begin
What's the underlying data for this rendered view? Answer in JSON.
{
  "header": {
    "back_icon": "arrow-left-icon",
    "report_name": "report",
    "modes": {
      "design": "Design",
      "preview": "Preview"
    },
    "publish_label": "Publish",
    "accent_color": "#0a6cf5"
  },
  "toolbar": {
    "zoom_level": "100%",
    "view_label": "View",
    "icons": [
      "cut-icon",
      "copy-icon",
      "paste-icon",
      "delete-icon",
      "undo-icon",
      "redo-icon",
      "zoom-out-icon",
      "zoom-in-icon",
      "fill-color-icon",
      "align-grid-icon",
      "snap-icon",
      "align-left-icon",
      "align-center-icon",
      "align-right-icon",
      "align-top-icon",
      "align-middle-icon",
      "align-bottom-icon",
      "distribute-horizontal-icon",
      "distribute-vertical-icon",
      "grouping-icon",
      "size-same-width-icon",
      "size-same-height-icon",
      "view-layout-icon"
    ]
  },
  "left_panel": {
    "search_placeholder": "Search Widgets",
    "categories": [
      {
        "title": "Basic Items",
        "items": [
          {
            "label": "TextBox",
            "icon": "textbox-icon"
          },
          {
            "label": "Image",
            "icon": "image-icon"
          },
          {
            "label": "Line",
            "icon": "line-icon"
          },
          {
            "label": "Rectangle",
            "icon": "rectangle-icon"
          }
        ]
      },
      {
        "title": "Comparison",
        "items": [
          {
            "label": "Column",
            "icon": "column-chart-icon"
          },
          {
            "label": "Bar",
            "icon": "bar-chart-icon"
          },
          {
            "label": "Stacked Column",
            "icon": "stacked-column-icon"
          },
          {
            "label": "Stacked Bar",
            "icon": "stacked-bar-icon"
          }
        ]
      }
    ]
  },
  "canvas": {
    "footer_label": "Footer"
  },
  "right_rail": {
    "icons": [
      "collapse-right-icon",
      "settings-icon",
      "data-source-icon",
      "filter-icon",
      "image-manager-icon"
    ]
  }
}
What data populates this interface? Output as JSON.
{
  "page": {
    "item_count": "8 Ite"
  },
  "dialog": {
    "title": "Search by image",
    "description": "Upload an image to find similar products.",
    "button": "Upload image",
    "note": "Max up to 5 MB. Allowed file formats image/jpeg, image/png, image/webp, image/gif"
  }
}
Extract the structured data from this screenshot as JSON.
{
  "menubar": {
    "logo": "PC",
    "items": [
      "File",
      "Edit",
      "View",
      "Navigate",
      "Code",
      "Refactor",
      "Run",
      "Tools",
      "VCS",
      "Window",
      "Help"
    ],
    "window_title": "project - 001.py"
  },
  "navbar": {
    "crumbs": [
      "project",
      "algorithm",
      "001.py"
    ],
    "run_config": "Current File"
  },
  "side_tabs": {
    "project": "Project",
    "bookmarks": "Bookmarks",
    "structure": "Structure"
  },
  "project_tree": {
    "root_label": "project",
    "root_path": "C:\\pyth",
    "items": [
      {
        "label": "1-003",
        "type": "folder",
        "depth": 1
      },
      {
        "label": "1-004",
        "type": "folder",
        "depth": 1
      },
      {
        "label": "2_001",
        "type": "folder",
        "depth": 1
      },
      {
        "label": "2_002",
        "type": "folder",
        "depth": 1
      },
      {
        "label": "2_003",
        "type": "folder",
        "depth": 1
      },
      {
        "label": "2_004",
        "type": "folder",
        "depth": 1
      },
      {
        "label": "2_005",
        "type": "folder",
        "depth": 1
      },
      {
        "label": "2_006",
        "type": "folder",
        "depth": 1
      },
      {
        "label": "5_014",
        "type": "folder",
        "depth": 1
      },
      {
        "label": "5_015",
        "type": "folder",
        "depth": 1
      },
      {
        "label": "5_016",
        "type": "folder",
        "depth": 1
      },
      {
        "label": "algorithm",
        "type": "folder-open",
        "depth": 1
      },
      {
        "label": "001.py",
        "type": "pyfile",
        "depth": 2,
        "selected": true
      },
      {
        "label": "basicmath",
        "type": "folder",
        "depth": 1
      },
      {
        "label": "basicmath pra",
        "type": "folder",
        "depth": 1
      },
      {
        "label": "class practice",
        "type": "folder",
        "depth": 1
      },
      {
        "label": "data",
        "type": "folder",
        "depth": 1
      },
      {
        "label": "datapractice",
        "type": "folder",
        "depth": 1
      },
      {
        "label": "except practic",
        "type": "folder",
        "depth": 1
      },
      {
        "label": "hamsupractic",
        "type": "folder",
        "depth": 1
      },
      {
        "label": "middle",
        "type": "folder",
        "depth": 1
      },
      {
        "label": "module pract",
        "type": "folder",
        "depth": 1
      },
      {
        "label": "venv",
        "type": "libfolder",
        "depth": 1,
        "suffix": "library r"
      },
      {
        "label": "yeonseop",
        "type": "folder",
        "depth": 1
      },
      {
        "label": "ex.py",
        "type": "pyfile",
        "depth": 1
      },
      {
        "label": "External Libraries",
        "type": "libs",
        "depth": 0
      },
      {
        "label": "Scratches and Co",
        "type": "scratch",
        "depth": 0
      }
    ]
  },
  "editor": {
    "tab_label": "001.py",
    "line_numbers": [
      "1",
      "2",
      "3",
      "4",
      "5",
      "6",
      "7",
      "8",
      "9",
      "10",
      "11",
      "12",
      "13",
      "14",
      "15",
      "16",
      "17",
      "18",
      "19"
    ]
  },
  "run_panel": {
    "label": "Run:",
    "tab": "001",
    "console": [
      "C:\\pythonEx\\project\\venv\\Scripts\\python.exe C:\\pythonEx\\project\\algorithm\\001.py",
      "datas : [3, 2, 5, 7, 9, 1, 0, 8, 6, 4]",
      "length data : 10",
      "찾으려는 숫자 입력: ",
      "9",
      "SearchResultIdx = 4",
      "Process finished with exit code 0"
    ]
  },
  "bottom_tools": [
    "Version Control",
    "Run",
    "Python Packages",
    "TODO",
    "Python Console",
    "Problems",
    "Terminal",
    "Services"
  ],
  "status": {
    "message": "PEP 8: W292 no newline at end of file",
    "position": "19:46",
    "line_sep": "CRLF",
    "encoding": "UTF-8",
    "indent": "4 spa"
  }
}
end
Return only the count of lines in the records that hold the word "What".

2